* _REQUEST_: Set down each entry exactly as given; pictures should not appear in the copy.

**** LISTED RECORDS ****

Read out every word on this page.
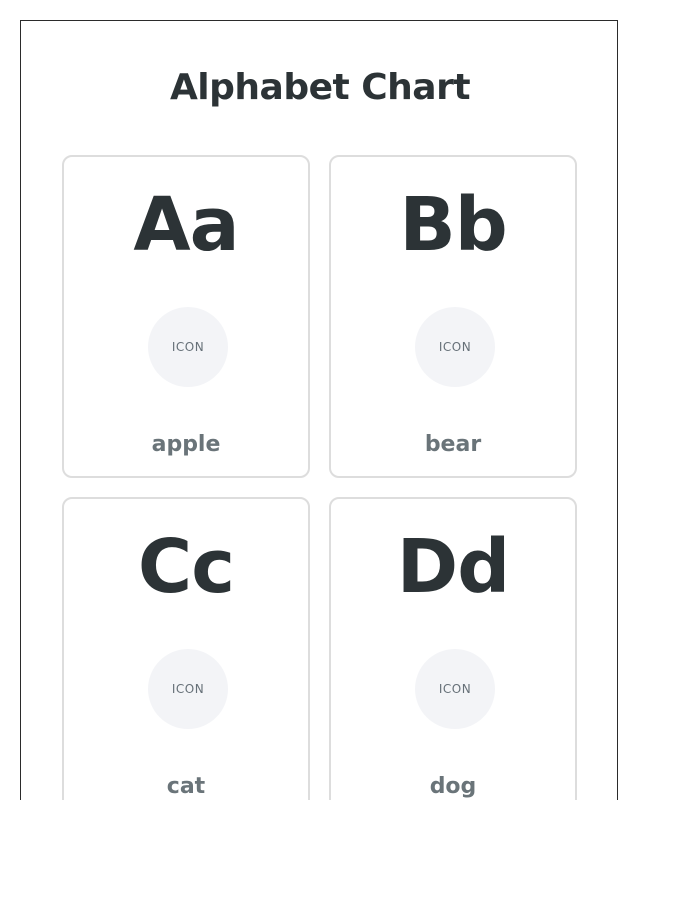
Alphabet Chart
Aa
ICON
apple
Bb
ICON
bear
Cc
ICON
cat
Dd
ICON
dog
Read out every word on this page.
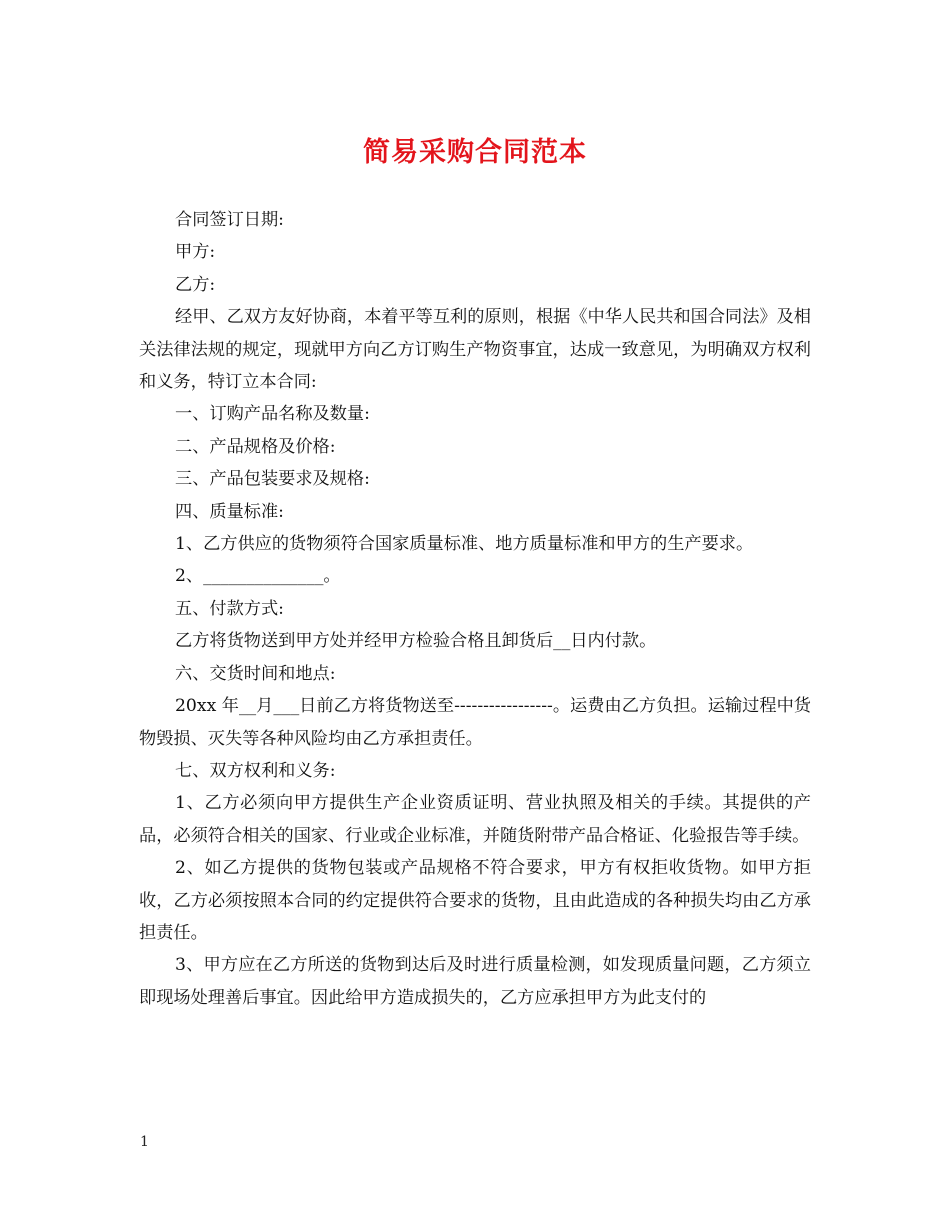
简易采购合同范本

合同签订日期:

甲方:

乙方:

经甲、乙双方友好协商，本着平等互利的原则，根据《中华人民共和国合同法》及相关法律法规的规定，现就甲方向乙方订购生产物资事宜，达成一致意见，为明确双方权利和义务，特订立本合同:

一、订购产品名称及数量:

二、产品规格及价格:

三、产品包装要求及规格:

四、质量标准:

1、乙方供应的货物须符合国家质量标准、地方质量标准和甲方的生产要求。

2、______________。

五、付款方式:

乙方将货物送到甲方处并经甲方检验合格且卸货后__日内付款。

六、交货时间和地点:

20xx 年__月___日前乙方将货物送至-----------------。运费由乙方负担。运输过程中货物毁损、灭失等各种风险均由乙方承担责任。

七、双方权利和义务:

1、乙方必须向甲方提供生产企业资质证明、营业执照及相关的手续。其提供的产品，必须符合相关的国家、行业或企业标准，并随货附带产品合格证、化验报告等手续。

2、如乙方提供的货物包装或产品规格不符合要求，甲方有权拒收货物。如甲方拒收，乙方必须按照本合同的约定提供符合要求的货物，且由此造成的各种损失均由乙方承担责任。

3、甲方应在乙方所送的货物到达后及时进行质量检测，如发现质量问题，乙方须立即现场处理善后事宜。因此给甲方造成损失的，乙方应承担甲方为此支付的

1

****

* _THE OUTPUT_:
Read out every word on this page.
Alphabet Chart
Aa
ICON
apple
Bb
ICON
bear
Cc
ICON
cat
Dd
ICON
dog
Read out every word on this page.
简易采购合同范本

合同签订日期:

甲方:

乙方:

经甲、乙双方友好协商，本着平等互利的原则，根据《中华人民共和国合同法》及相关法律法规的规定，现就甲方向乙方订购生产物资事宜，达成一致意见，为明确双方权利和义务，特订立本合同:

一、订购产品名称及数量:

二、产品规格及价格:

三、产品包装要求及规格:

四、质量标准:

1、乙方供应的货物须符合国家质量标准、地方质量标准和甲方的生产要求。

2、______________。

五、付款方式:

乙方将货物送到甲方处并经甲方检验合格且卸货后__日内付款。

六、交货时间和地点:

20xx 年__月___日前乙方将货物送至-----------------。运费由乙方负担。运输过程中货物毁损、灭失等各种风险均由乙方承担责任。

七、双方权利和义务:

1、乙方必须向甲方提供生产企业资质证明、营业执照及相关的手续。其提供的产品，必须符合相关的国家、行业或企业标准，并随货附带产品合格证、化验报告等手续。

2、如乙方提供的货物包装或产品规格不符合要求，甲方有权拒收货物。如甲方拒收，乙方必须按照本合同的约定提供符合要求的货物，且由此造成的各种损失均由乙方承担责任。

3、甲方应在乙方所送的货物到达后及时进行质量检测，如发现质量问题，乙方须立即现场处理善后事宜。因此给甲方造成损失的，乙方应承担甲方为此支付的

1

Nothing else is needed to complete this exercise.